**Saved data entries**
────────────────

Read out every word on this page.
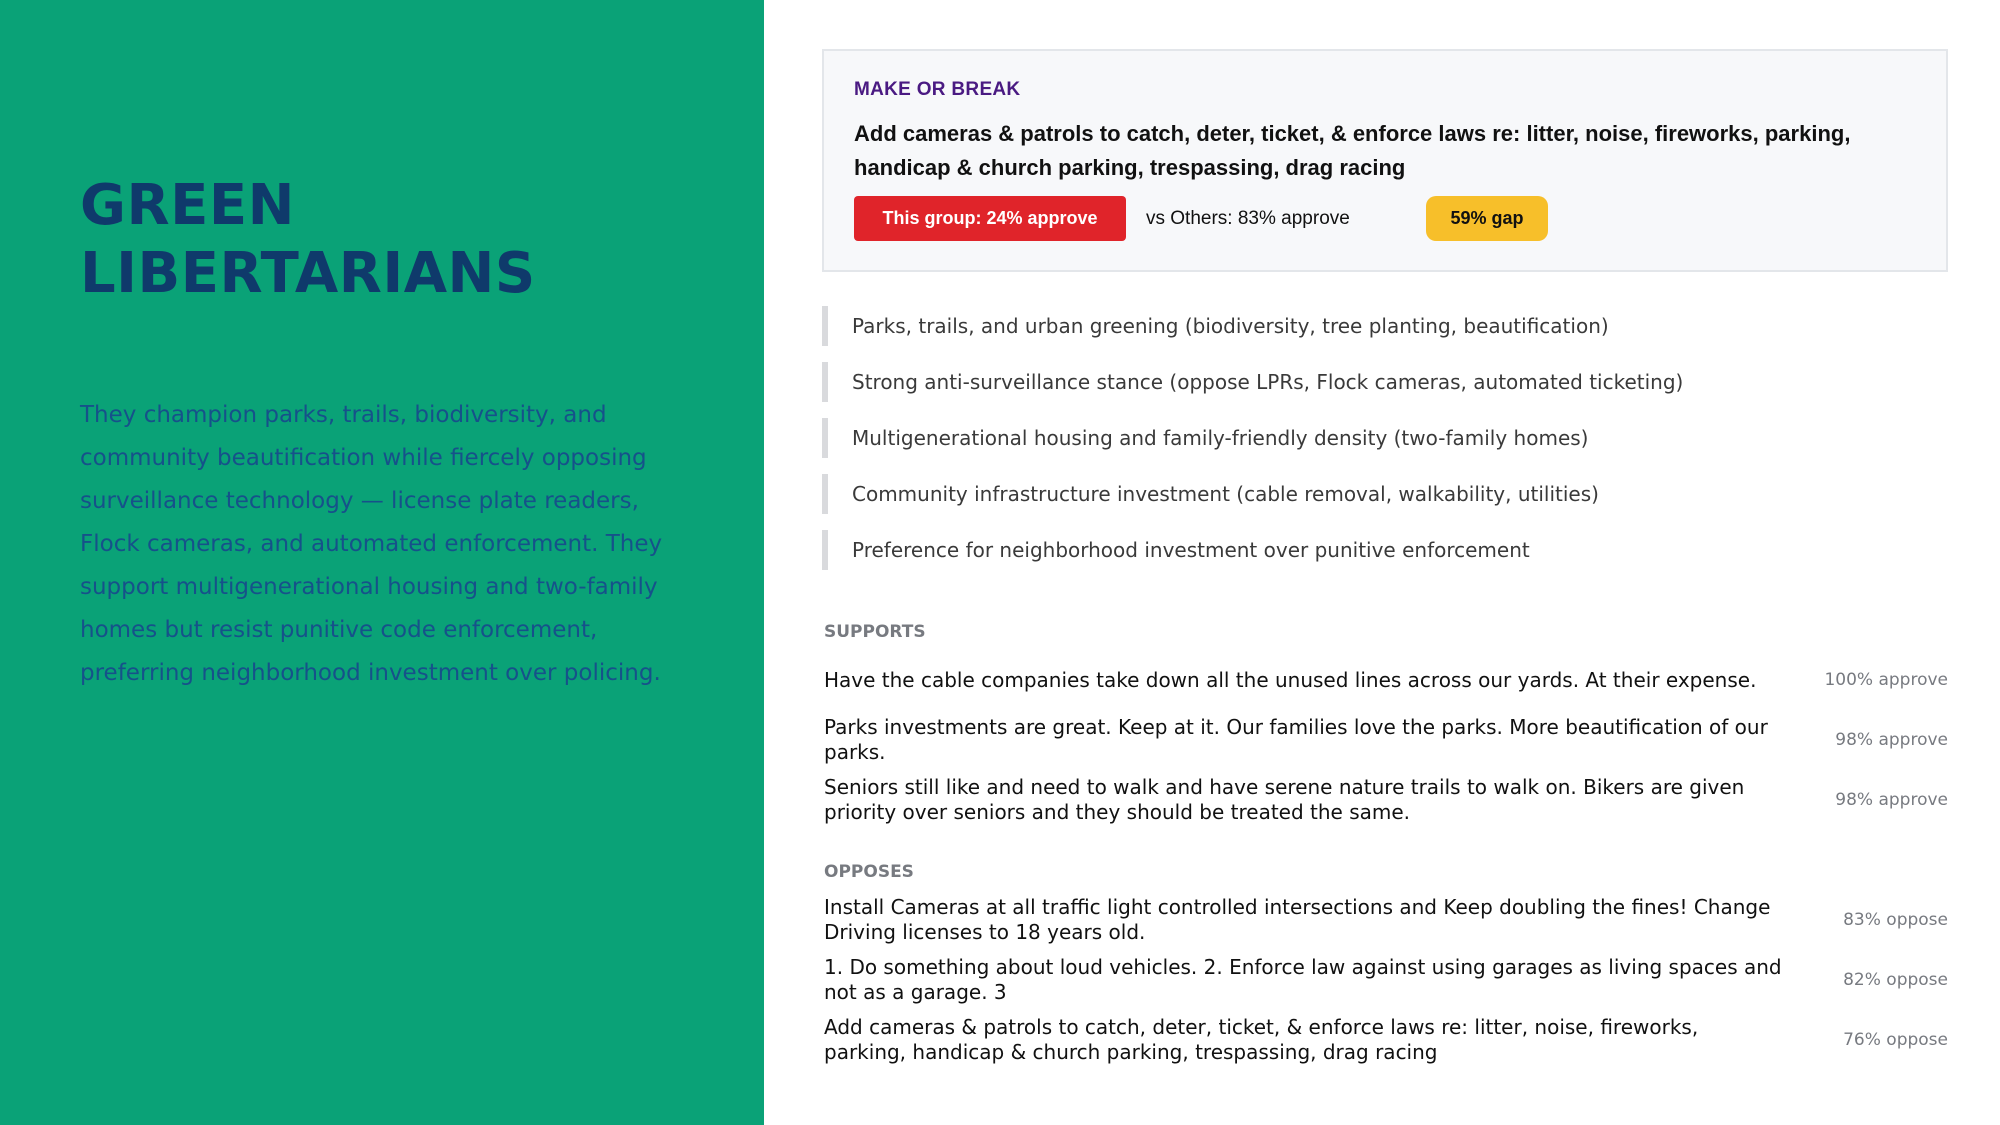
GREEN LIBERTARIANS
They champion parks, trails, biodiversity, and community beautification while fiercely opposing surveillance technology — license plate readers, Flock cameras, and automated enforcement. They support multigenerational housing and two-family homes but resist punitive code enforcement, preferring neighborhood investment over policing.
MAKE OR BREAK
Add cameras & patrols to catch, deter, ticket, & enforce laws re: litter, noise, fireworks, parking, handicap & church parking, trespassing, drag racing
This group: 24% approve	vs Others: 83% approve	59% gap
Parks, trails, and urban greening (biodiversity, tree planting, beautification)
Strong anti-surveillance stance (oppose LPRs, Flock cameras, automated ticketing)
Multigenerational housing and family-friendly density (two-family homes)
Community infrastructure investment (cable removal, walkability, utilities)
Preference for neighborhood investment over punitive enforcement
SUPPORTS
Have the cable companies take down all the unused lines across our yards. At their expense.	100% approve
Parks investments are great. Keep at it. Our families love the parks. More beautification of our parks.	98% approve
Seniors still like and need to walk and have serene nature trails to walk on. Bikers are given priority over seniors and they should be treated the same.	98% approve
OPPOSES
Install Cameras at all traffic light controlled intersections and Keep doubling the fines! Change Driving licenses to 18 years old.	83% oppose
1. Do something about loud vehicles. 2. Enforce law against using garages as living spaces and not as a garage. 3	82% oppose
Add cameras & patrols to catch, deter, ticket, & enforce laws re: litter, noise, fireworks, parking, handicap & church parking, trespassing, drag racing	76% oppose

────────────────

**Exercise**
Every record above should come back exactly, but without its pictures.

**Expected answer**
Read out every word on this page.
GREEN LIBERTARIANS
They champion parks, trails, biodiversity, and community beautification while fiercely opposing surveillance technology — license plate readers, Flock cameras, and automated enforcement. They support multigenerational housing and two-family homes but resist punitive code enforcement, preferring neighborhood investment over policing.
MAKE OR BREAK
Add cameras & patrols to catch, deter, ticket, & enforce laws re: litter, noise, fireworks, parking, handicap & church parking, trespassing, drag racing
This group: 24% approve	vs Others: 83% approve	59% gap
Parks, trails, and urban greening (biodiversity, tree planting, beautification)
Strong anti-surveillance stance (oppose LPRs, Flock cameras, automated ticketing)
Multigenerational housing and family-friendly density (two-family homes)
Community infrastructure investment (cable removal, walkability, utilities)
Preference for neighborhood investment over punitive enforcement
SUPPORTS
Have the cable companies take down all the unused lines across our yards. At their expense.	100% approve
Parks investments are great. Keep at it. Our families love the parks. More beautification of our parks.	98% approve
Seniors still like and need to walk and have serene nature trails to walk on. Bikers are given priority over seniors and they should be treated the same.	98% approve
OPPOSES
Install Cameras at all traffic light controlled intersections and Keep doubling the fines! Change Driving licenses to 18 years old.	83% oppose
1. Do something about loud vehicles. 2. Enforce law against using garages as living spaces and not as a garage. 3	82% oppose
Add cameras & patrols to catch, deter, ticket, & enforce laws re: litter, noise, fireworks, parking, handicap & church parking, trespassing, drag racing	76% oppose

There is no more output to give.